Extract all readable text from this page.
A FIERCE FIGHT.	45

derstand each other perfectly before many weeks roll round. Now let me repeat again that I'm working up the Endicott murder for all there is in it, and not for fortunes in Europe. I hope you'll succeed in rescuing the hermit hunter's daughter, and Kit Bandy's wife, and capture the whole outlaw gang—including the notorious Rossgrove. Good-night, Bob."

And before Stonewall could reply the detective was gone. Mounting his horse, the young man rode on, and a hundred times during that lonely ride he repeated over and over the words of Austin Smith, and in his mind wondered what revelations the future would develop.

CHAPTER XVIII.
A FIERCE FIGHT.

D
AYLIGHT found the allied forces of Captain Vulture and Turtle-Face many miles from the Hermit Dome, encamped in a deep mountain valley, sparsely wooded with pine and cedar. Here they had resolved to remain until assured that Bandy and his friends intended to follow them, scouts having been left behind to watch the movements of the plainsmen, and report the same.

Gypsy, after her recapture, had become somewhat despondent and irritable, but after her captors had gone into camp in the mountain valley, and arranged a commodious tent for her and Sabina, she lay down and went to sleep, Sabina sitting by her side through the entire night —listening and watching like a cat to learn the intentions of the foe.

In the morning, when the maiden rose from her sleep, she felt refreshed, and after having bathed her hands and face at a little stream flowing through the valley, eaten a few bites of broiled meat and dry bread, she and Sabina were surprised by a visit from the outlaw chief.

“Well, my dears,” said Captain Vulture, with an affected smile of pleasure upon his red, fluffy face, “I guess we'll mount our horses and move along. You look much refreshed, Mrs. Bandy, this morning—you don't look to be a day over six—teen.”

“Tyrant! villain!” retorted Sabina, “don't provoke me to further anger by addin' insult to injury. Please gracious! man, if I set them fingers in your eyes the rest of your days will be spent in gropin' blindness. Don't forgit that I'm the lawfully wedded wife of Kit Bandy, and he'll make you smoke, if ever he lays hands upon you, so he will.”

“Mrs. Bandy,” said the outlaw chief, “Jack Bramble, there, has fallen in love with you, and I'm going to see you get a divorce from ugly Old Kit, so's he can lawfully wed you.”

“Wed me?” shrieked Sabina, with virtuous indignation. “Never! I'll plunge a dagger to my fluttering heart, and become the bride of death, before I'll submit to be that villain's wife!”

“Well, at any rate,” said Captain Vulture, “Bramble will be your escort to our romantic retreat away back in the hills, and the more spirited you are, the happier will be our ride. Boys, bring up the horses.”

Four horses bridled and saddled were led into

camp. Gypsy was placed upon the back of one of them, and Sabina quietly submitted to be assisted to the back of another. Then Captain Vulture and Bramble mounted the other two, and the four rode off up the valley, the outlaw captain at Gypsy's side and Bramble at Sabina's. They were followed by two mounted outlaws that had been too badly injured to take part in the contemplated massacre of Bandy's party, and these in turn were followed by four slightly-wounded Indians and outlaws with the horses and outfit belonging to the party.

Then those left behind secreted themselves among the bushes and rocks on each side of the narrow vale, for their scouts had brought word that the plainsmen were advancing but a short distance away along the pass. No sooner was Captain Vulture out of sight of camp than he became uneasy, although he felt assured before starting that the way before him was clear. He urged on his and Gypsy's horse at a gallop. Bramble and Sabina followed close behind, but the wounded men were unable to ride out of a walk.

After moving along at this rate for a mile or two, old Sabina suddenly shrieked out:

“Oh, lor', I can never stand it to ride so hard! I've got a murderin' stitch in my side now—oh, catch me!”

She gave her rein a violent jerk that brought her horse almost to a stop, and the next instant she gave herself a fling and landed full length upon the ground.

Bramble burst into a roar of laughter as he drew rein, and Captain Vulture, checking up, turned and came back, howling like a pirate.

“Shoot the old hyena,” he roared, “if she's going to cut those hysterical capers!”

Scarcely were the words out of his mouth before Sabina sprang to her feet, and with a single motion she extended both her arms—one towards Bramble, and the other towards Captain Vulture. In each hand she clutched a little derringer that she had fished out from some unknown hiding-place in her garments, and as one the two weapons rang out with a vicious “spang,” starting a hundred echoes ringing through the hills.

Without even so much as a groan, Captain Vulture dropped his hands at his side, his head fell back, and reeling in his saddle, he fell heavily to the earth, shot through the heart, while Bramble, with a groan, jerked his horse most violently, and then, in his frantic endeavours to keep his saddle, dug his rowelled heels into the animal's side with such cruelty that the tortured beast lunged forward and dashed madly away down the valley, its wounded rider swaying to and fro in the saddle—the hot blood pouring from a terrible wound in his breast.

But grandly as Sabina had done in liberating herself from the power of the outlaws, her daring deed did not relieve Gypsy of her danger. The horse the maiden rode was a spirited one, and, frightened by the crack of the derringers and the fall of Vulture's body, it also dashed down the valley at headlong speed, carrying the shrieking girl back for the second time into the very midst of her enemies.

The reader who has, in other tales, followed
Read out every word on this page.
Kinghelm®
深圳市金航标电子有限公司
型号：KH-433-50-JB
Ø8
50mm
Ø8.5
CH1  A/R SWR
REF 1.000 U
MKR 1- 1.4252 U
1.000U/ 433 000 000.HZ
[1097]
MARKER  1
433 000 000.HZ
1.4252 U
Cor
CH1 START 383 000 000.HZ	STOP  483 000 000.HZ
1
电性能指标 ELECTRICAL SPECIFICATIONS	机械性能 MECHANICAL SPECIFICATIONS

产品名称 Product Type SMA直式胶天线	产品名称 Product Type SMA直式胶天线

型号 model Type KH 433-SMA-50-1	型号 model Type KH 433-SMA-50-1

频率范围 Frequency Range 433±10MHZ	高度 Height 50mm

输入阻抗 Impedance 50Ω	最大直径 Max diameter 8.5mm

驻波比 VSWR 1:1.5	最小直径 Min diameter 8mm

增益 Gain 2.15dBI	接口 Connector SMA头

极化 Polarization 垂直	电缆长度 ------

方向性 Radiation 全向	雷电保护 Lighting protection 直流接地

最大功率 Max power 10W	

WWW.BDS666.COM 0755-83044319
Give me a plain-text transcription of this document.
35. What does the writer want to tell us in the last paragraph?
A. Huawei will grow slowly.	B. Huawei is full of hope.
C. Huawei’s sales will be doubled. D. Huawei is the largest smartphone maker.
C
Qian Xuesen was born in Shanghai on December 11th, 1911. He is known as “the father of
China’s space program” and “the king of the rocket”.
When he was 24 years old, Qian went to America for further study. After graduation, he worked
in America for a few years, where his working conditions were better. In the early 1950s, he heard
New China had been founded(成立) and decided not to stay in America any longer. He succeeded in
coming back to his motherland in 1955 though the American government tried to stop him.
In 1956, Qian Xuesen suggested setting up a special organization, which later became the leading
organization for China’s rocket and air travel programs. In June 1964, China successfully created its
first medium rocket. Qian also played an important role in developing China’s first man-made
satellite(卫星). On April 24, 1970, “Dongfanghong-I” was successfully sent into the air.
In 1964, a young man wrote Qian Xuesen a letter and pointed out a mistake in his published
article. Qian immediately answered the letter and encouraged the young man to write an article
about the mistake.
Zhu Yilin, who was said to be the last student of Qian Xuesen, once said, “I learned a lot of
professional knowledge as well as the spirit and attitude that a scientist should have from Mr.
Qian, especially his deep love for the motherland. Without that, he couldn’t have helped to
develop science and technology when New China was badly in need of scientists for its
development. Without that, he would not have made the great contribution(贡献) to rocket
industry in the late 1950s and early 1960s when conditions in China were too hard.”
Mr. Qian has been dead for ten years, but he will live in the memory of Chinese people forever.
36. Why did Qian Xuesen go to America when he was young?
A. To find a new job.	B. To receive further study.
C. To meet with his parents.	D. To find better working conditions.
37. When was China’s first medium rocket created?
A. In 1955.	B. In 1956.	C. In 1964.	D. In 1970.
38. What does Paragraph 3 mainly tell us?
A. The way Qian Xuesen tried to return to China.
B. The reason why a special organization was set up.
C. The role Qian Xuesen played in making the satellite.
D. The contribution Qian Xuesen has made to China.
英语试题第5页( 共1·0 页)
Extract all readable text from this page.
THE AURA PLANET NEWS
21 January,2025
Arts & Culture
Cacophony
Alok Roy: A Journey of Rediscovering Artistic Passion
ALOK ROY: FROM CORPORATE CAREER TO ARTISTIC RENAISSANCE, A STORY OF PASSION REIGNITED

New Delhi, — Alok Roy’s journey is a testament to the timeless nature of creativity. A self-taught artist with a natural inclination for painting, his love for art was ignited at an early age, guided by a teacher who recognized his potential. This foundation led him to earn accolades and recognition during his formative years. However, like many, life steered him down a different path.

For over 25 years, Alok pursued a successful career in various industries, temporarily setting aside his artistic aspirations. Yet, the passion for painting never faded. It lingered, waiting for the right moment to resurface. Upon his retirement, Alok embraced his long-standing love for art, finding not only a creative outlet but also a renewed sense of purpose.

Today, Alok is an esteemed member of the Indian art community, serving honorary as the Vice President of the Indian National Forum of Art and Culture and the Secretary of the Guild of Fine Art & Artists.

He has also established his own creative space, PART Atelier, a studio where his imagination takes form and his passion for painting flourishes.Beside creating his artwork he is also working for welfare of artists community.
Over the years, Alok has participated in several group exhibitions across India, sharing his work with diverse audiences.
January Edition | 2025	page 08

* * *

*SHORT PROBLEM*
In the records above, how many lines contain the string "contribution"? State that number only.

*ANSWER FOR THIS EXERCISE*
2